─── Input rows
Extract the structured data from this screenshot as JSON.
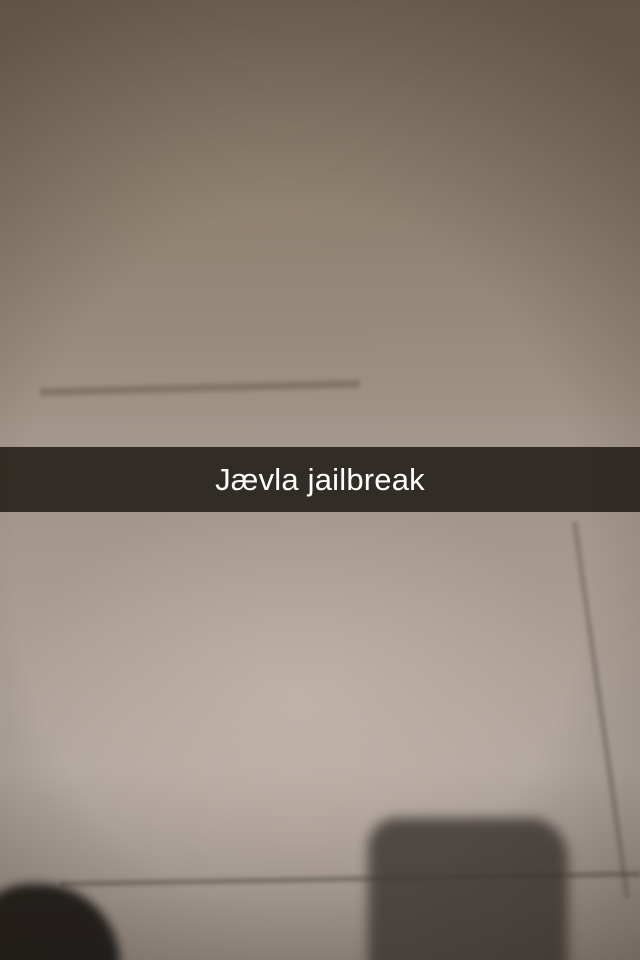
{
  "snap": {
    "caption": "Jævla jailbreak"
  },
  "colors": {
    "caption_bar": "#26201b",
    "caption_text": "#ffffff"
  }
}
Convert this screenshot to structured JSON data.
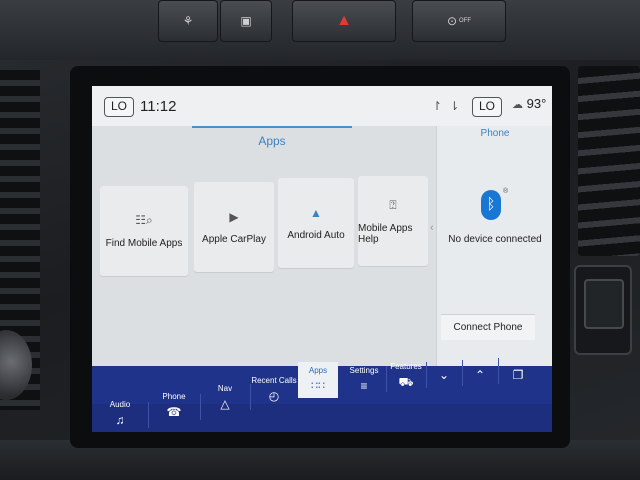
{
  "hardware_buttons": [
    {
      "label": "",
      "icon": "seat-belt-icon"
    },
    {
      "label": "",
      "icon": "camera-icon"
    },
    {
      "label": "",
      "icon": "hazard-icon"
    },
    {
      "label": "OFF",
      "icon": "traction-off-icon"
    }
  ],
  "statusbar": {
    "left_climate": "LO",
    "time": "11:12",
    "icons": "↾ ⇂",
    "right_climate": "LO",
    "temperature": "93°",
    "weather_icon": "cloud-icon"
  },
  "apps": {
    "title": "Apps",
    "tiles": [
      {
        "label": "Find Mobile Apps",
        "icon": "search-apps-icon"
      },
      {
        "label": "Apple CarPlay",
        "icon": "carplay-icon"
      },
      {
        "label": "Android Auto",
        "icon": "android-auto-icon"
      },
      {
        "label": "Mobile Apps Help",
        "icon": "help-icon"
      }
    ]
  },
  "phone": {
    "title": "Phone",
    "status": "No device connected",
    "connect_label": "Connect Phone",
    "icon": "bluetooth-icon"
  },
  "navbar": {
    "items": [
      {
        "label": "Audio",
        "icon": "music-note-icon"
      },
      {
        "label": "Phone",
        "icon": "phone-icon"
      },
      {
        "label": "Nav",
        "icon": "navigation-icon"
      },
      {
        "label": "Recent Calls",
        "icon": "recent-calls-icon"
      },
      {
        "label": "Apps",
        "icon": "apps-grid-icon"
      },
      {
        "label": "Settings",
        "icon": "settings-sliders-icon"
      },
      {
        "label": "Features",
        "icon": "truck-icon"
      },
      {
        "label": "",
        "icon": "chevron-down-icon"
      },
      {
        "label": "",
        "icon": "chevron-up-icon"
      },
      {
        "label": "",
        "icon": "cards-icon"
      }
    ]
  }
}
──────
Exercise directions
Of all the lines in the entries, how many contain the word "this"? Give only the number.

Result below
2